## Task goal
Make an exact copy of the listing below.

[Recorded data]
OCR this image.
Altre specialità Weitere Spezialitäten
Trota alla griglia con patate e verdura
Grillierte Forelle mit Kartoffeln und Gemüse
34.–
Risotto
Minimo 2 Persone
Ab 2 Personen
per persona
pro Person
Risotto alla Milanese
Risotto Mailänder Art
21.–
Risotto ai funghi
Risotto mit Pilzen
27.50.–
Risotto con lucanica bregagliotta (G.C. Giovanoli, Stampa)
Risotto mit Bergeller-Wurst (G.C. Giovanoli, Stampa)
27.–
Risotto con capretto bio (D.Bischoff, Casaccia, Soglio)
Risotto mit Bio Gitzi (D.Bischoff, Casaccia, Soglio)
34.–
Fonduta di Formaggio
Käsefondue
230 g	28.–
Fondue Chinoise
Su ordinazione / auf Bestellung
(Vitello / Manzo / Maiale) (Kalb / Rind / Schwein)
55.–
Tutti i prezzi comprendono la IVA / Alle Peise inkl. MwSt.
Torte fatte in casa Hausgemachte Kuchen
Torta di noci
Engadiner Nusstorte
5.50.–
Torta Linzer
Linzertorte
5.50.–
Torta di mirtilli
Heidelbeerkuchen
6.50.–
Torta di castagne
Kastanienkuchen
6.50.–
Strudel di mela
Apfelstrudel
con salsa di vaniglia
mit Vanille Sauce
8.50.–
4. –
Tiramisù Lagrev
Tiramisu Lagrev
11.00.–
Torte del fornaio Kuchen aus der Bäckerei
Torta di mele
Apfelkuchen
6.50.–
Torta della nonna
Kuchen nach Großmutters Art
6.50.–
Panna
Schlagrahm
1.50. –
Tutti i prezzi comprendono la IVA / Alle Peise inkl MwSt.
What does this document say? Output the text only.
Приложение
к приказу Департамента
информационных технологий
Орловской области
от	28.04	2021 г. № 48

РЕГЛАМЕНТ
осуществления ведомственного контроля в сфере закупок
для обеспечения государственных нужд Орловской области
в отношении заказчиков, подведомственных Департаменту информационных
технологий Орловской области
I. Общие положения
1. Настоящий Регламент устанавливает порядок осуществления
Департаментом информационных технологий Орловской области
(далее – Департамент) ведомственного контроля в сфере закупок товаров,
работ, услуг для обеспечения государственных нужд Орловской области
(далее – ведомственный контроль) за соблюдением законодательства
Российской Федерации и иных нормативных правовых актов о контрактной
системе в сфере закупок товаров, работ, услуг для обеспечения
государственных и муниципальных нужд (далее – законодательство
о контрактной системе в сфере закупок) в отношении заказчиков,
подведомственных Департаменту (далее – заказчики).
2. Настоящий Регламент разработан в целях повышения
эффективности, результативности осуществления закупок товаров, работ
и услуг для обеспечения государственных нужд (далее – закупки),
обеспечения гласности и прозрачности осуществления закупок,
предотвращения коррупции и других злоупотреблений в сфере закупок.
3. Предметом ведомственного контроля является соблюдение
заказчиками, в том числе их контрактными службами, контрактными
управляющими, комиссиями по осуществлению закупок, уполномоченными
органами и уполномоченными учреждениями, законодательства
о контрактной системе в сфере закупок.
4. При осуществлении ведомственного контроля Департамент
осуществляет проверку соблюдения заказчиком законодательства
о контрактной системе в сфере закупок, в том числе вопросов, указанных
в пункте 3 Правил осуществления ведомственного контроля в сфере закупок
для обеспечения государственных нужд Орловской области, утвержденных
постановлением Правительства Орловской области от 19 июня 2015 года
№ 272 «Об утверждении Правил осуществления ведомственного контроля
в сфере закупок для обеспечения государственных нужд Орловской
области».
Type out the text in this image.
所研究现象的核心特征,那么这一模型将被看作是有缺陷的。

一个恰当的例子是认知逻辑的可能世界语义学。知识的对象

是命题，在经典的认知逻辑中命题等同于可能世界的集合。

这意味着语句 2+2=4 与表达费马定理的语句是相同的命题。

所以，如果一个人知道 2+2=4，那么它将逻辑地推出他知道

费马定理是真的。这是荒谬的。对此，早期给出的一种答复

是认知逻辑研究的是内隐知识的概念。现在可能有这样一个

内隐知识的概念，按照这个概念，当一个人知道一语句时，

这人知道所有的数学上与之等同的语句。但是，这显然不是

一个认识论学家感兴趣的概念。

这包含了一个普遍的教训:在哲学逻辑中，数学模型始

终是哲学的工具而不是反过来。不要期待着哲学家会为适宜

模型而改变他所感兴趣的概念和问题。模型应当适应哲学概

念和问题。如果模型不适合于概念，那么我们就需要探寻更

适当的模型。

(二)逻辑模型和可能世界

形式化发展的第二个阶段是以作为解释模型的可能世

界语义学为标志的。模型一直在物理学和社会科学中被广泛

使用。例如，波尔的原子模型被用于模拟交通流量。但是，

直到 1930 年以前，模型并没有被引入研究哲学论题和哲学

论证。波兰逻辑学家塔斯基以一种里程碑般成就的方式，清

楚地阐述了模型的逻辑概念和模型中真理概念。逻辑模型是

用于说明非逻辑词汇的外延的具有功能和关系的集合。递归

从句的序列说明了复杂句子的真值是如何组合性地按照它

## Full solution
OCR this image.
Altre specialità Weitere Spezialitäten
Trota alla griglia con patate e verdura
Grillierte Forelle mit Kartoffeln und Gemüse
34.–
Risotto
Minimo 2 Persone
Ab 2 Personen
per persona
pro Person
Risotto alla Milanese
Risotto Mailänder Art
21.–
Risotto ai funghi
Risotto mit Pilzen
27.50.–
Risotto con lucanica bregagliotta (G.C. Giovanoli, Stampa)
Risotto mit Bergeller-Wurst (G.C. Giovanoli, Stampa)
27.–
Risotto con capretto bio (D.Bischoff, Casaccia, Soglio)
Risotto mit Bio Gitzi (D.Bischoff, Casaccia, Soglio)
34.–
Fonduta di Formaggio
Käsefondue
230 g	28.–
Fondue Chinoise
Su ordinazione / auf Bestellung
(Vitello / Manzo / Maiale) (Kalb / Rind / Schwein)
55.–
Tutti i prezzi comprendono la IVA / Alle Peise inkl. MwSt.
Torte fatte in casa Hausgemachte Kuchen
Torta di noci
Engadiner Nusstorte
5.50.–
Torta Linzer
Linzertorte
5.50.–
Torta di mirtilli
Heidelbeerkuchen
6.50.–
Torta di castagne
Kastanienkuchen
6.50.–
Strudel di mela
Apfelstrudel
con salsa di vaniglia
mit Vanille Sauce
8.50.–
4. –
Tiramisù Lagrev
Tiramisu Lagrev
11.00.–
Torte del fornaio Kuchen aus der Bäckerei
Torta di mele
Apfelkuchen
6.50.–
Torta della nonna
Kuchen nach Großmutters Art
6.50.–
Panna
Schlagrahm
1.50. –
Tutti i prezzi comprendono la IVA / Alle Peise inkl MwSt.
What does this document say? Output the text only.
Приложение
к приказу Департамента
информационных технологий
Орловской области
от	28.04	2021 г. № 48

РЕГЛАМЕНТ
осуществления ведомственного контроля в сфере закупок
для обеспечения государственных нужд Орловской области
в отношении заказчиков, подведомственных Департаменту информационных
технологий Орловской области
I. Общие положения
1. Настоящий Регламент устанавливает порядок осуществления
Департаментом информационных технологий Орловской области
(далее – Департамент) ведомственного контроля в сфере закупок товаров,
работ, услуг для обеспечения государственных нужд Орловской области
(далее – ведомственный контроль) за соблюдением законодательства
Российской Федерации и иных нормативных правовых актов о контрактной
системе в сфере закупок товаров, работ, услуг для обеспечения
государственных и муниципальных нужд (далее – законодательство
о контрактной системе в сфере закупок) в отношении заказчиков,
подведомственных Департаменту (далее – заказчики).
2. Настоящий Регламент разработан в целях повышения
эффективности, результативности осуществления закупок товаров, работ
и услуг для обеспечения государственных нужд (далее – закупки),
обеспечения гласности и прозрачности осуществления закупок,
предотвращения коррупции и других злоупотреблений в сфере закупок.
3. Предметом ведомственного контроля является соблюдение
заказчиками, в том числе их контрактными службами, контрактными
управляющими, комиссиями по осуществлению закупок, уполномоченными
органами и уполномоченными учреждениями, законодательства
о контрактной системе в сфере закупок.
4. При осуществлении ведомственного контроля Департамент
осуществляет проверку соблюдения заказчиком законодательства
о контрактной системе в сфере закупок, в том числе вопросов, указанных
в пункте 3 Правил осуществления ведомственного контроля в сфере закупок
для обеспечения государственных нужд Орловской области, утвержденных
постановлением Правительства Орловской области от 19 июня 2015 года
№ 272 «Об утверждении Правил осуществления ведомственного контроля
в сфере закупок для обеспечения государственных нужд Орловской
области».
Type out the text in this image.
所研究现象的核心特征,那么这一模型将被看作是有缺陷的。

一个恰当的例子是认知逻辑的可能世界语义学。知识的对象

是命题，在经典的认知逻辑中命题等同于可能世界的集合。

这意味着语句 2+2=4 与表达费马定理的语句是相同的命题。

所以，如果一个人知道 2+2=4，那么它将逻辑地推出他知道

费马定理是真的。这是荒谬的。对此，早期给出的一种答复

是认知逻辑研究的是内隐知识的概念。现在可能有这样一个

内隐知识的概念，按照这个概念，当一个人知道一语句时，

这人知道所有的数学上与之等同的语句。但是，这显然不是

一个认识论学家感兴趣的概念。

这包含了一个普遍的教训:在哲学逻辑中，数学模型始

终是哲学的工具而不是反过来。不要期待着哲学家会为适宜

模型而改变他所感兴趣的概念和问题。模型应当适应哲学概

念和问题。如果模型不适合于概念，那么我们就需要探寻更

适当的模型。

(二)逻辑模型和可能世界

形式化发展的第二个阶段是以作为解释模型的可能世

界语义学为标志的。模型一直在物理学和社会科学中被广泛

使用。例如，波尔的原子模型被用于模拟交通流量。但是，

直到 1930 年以前，模型并没有被引入研究哲学论题和哲学

论证。波兰逻辑学家塔斯基以一种里程碑般成就的方式，清

楚地阐述了模型的逻辑概念和模型中真理概念。逻辑模型是

用于说明非逻辑词汇的外延的具有功能和关系的集合。递归

从句的序列说明了复杂句子的真值是如何组合性地按照它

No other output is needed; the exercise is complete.